● Extracted data:
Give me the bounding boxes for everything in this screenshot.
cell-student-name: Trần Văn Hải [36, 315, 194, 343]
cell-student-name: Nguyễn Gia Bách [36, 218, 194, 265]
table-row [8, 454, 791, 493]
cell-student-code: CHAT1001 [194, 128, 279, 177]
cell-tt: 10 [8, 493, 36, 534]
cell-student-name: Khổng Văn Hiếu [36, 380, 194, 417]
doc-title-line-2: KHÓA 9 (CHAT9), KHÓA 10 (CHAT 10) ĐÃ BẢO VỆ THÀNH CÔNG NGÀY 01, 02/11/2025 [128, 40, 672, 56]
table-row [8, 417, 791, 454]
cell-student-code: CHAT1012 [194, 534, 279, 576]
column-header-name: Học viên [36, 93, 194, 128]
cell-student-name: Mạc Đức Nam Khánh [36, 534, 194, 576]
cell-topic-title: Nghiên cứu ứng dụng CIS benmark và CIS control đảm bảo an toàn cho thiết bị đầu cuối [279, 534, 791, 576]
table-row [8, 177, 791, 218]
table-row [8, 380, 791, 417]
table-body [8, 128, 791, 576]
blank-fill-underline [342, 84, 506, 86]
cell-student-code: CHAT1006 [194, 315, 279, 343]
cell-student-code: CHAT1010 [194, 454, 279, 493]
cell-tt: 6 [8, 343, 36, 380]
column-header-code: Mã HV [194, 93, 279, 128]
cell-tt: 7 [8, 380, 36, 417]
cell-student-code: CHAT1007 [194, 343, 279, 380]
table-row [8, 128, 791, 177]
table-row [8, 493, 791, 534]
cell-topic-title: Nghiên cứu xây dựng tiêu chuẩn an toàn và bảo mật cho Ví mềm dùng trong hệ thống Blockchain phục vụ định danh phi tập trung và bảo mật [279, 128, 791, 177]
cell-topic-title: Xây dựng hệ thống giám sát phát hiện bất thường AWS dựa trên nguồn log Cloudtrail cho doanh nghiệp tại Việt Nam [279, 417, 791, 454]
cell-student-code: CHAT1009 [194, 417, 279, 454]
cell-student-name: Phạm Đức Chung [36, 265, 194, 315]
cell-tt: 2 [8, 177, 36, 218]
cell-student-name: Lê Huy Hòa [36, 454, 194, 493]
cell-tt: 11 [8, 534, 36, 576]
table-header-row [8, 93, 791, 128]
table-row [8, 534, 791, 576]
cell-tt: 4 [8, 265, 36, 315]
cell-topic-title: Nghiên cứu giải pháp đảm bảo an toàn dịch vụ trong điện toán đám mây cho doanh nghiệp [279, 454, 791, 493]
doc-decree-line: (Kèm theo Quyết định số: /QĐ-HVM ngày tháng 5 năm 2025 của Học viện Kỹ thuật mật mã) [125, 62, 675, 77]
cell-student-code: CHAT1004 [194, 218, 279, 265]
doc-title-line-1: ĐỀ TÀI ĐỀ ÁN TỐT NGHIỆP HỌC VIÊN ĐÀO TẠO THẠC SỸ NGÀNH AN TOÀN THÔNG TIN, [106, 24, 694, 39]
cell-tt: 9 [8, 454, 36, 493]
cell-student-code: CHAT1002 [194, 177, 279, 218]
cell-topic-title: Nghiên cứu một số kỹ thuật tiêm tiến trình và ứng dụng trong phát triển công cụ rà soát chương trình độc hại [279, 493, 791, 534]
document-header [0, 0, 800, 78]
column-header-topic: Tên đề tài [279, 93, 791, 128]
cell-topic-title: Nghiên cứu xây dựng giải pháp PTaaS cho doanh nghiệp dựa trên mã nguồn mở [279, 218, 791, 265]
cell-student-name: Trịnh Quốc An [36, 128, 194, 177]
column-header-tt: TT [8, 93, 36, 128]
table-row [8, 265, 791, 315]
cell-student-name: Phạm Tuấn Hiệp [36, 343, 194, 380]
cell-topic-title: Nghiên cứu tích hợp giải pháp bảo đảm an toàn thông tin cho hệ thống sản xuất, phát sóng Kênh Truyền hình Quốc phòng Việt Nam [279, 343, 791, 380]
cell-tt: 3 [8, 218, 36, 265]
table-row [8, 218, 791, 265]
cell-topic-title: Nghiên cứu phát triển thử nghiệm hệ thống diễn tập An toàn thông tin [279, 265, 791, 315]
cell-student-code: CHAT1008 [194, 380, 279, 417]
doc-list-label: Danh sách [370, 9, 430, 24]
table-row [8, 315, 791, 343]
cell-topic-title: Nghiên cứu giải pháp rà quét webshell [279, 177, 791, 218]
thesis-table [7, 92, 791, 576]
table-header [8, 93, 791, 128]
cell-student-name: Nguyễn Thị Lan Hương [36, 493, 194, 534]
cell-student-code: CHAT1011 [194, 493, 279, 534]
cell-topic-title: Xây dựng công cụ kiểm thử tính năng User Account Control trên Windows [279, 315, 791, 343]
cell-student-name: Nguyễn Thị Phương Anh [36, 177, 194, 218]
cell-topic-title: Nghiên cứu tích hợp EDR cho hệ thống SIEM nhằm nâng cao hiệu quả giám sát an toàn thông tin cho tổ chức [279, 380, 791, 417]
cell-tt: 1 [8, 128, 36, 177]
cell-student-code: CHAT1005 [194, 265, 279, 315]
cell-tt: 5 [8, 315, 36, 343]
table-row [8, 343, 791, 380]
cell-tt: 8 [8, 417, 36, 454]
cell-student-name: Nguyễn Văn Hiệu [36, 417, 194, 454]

● Work to be completed: Copy every one of the lines above without changing, adding or dropping a single character.

● Answer:
Give me the bounding boxes for everything in this screenshot.
cell-student-name: Trần Văn Hải [36, 315, 194, 343]
cell-student-name: Nguyễn Gia Bách [36, 218, 194, 265]
table-row [8, 454, 791, 493]
cell-student-code: CHAT1001 [194, 128, 279, 177]
cell-tt: 10 [8, 493, 36, 534]
cell-student-name: Khổng Văn Hiếu [36, 380, 194, 417]
doc-title-line-2: KHÓA 9 (CHAT9), KHÓA 10 (CHAT 10) ĐÃ BẢO VỆ THÀNH CÔNG NGÀY 01, 02/11/2025 [128, 40, 672, 56]
table-row [8, 417, 791, 454]
cell-student-code: CHAT1012 [194, 534, 279, 576]
column-header-name: Học viên [36, 93, 194, 128]
cell-student-name: Mạc Đức Nam Khánh [36, 534, 194, 576]
cell-topic-title: Nghiên cứu ứng dụng CIS benmark và CIS control đảm bảo an toàn cho thiết bị đầu cuối [279, 534, 791, 576]
table-row [8, 177, 791, 218]
table-row [8, 380, 791, 417]
table-body [8, 128, 791, 576]
blank-fill-underline [342, 84, 506, 86]
cell-student-code: CHAT1006 [194, 315, 279, 343]
cell-student-code: CHAT1010 [194, 454, 279, 493]
cell-tt: 6 [8, 343, 36, 380]
column-header-code: Mã HV [194, 93, 279, 128]
cell-tt: 7 [8, 380, 36, 417]
cell-student-code: CHAT1007 [194, 343, 279, 380]
table-row [8, 128, 791, 177]
table-row [8, 493, 791, 534]
cell-topic-title: Nghiên cứu xây dựng tiêu chuẩn an toàn và bảo mật cho Ví mềm dùng trong hệ thống Blockchain phục vụ định danh phi tập trung và bảo mật [279, 128, 791, 177]
cell-topic-title: Xây dựng hệ thống giám sát phát hiện bất thường AWS dựa trên nguồn log Cloudtrail cho doanh nghiệp tại Việt Nam [279, 417, 791, 454]
cell-student-code: CHAT1009 [194, 417, 279, 454]
cell-student-name: Phạm Đức Chung [36, 265, 194, 315]
cell-tt: 2 [8, 177, 36, 218]
cell-student-name: Lê Huy Hòa [36, 454, 194, 493]
cell-tt: 11 [8, 534, 36, 576]
table-header-row [8, 93, 791, 128]
table-row [8, 534, 791, 576]
cell-tt: 4 [8, 265, 36, 315]
cell-topic-title: Nghiên cứu giải pháp đảm bảo an toàn dịch vụ trong điện toán đám mây cho doanh nghiệp [279, 454, 791, 493]
doc-decree-line: (Kèm theo Quyết định số: /QĐ-HVM ngày tháng 5 năm 2025 của Học viện Kỹ thuật mật mã) [125, 62, 675, 77]
cell-student-code: CHAT1004 [194, 218, 279, 265]
doc-title-line-1: ĐỀ TÀI ĐỀ ÁN TỐT NGHIỆP HỌC VIÊN ĐÀO TẠO THẠC SỸ NGÀNH AN TOÀN THÔNG TIN, [106, 24, 694, 39]
cell-tt: 9 [8, 454, 36, 493]
cell-student-code: CHAT1002 [194, 177, 279, 218]
cell-topic-title: Nghiên cứu một số kỹ thuật tiêm tiến trình và ứng dụng trong phát triển công cụ rà soát chương trình độc hại [279, 493, 791, 534]
document-header [0, 0, 800, 78]
column-header-topic: Tên đề tài [279, 93, 791, 128]
cell-topic-title: Nghiên cứu xây dựng giải pháp PTaaS cho doanh nghiệp dựa trên mã nguồn mở [279, 218, 791, 265]
cell-student-name: Trịnh Quốc An [36, 128, 194, 177]
column-header-tt: TT [8, 93, 36, 128]
table-row [8, 265, 791, 315]
cell-student-name: Phạm Tuấn Hiệp [36, 343, 194, 380]
cell-topic-title: Nghiên cứu tích hợp giải pháp bảo đảm an toàn thông tin cho hệ thống sản xuất, phát sóng Kênh Truyền hình Quốc phòng Việt Nam [279, 343, 791, 380]
cell-tt: 3 [8, 218, 36, 265]
table-row [8, 218, 791, 265]
cell-topic-title: Nghiên cứu phát triển thử nghiệm hệ thống diễn tập An toàn thông tin [279, 265, 791, 315]
cell-student-code: CHAT1008 [194, 380, 279, 417]
doc-list-label: Danh sách [370, 9, 430, 24]
table-row [8, 315, 791, 343]
cell-topic-title: Nghiên cứu giải pháp rà quét webshell [279, 177, 791, 218]
thesis-table [7, 92, 791, 576]
table-header [8, 93, 791, 128]
cell-student-name: Nguyễn Thị Lan Hương [36, 493, 194, 534]
cell-student-code: CHAT1011 [194, 493, 279, 534]
cell-topic-title: Xây dựng công cụ kiểm thử tính năng User Account Control trên Windows [279, 315, 791, 343]
cell-student-name: Nguyễn Thị Phương Anh [36, 177, 194, 218]
cell-topic-title: Nghiên cứu tích hợp EDR cho hệ thống SIEM nhằm nâng cao hiệu quả giám sát an toàn thông tin cho tổ chức [279, 380, 791, 417]
cell-tt: 1 [8, 128, 36, 177]
cell-student-code: CHAT1005 [194, 265, 279, 315]
cell-tt: 5 [8, 315, 36, 343]
table-row [8, 343, 791, 380]
cell-tt: 8 [8, 417, 36, 454]
cell-student-name: Nguyễn Văn Hiệu [36, 417, 194, 454]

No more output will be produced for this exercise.